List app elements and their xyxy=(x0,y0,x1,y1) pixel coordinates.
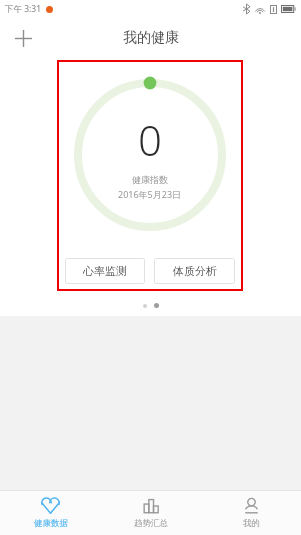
button[interactable]: 心率监测 xyxy=(65,258,145,284)
button[interactable]: 趋势汇总 xyxy=(101,491,201,535)
button[interactable]: 0 xyxy=(57,60,243,291)
staticText: 0 xyxy=(138,111,162,168)
staticText: 下午 3:31 xyxy=(5,3,42,15)
staticText: 心率监测 xyxy=(83,264,127,278)
button[interactable]: 我的 xyxy=(201,491,301,535)
button[interactable]: Add xyxy=(8,23,38,53)
button[interactable]: 健康数据 xyxy=(0,491,101,535)
staticText: 我的 xyxy=(243,518,260,529)
staticText: 体质分析 xyxy=(173,264,217,278)
staticText: 趋势汇总 xyxy=(134,518,168,529)
staticText: 2016年5月23日 xyxy=(118,188,182,200)
staticText: 健康指数 xyxy=(132,174,168,185)
staticText: 我的健康 xyxy=(123,29,179,47)
button[interactable]: 体质分析 xyxy=(154,258,235,284)
staticText: 健康数据 xyxy=(34,518,68,529)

* * * *

**Exercise brief**: Rewrite every line of the records above as a JSON list of strings, one string per line, with blank lines omitted. Leave out the pictures.

**Response below**:
[
  "List app elements and their xyxy=(x0,y0,x1,y1) pixel coordinates.",
  "button[interactable]: 心率监测 xyxy=(65,258,145,284)",
  "button[interactable]: 趋势汇总 xyxy=(101,491,201,535)",
  "button[interactable]: 0 xyxy=(57,60,243,291)",
  "staticText: 0 xyxy=(138,111,162,168)",
  "staticText: 下午 3:31 xyxy=(5,3,42,15)",
  "staticText: 心率监测 xyxy=(83,264,127,278)",
  "button[interactable]: 我的 xyxy=(201,491,301,535)",
  "button[interactable]: Add xyxy=(8,23,38,53)",
  "button[interactable]: 健康数据 xyxy=(0,491,101,535)",
  "staticText: 我的 xyxy=(243,518,260,529)",
  "staticText: 体质分析 xyxy=(173,264,217,278)",
  "staticText: 趋势汇总 xyxy=(134,518,168,529)",
  "staticText: 2016年5月23日 xyxy=(118,188,182,200)",
  "staticText: 健康指数 xyxy=(132,174,168,185)",
  "staticText: 我的健康 xyxy=(123,29,179,47)",
  "button[interactable]: 体质分析 xyxy=(154,258,235,284)",
  "staticText: 健康数据 xyxy=(34,518,68,529)"
]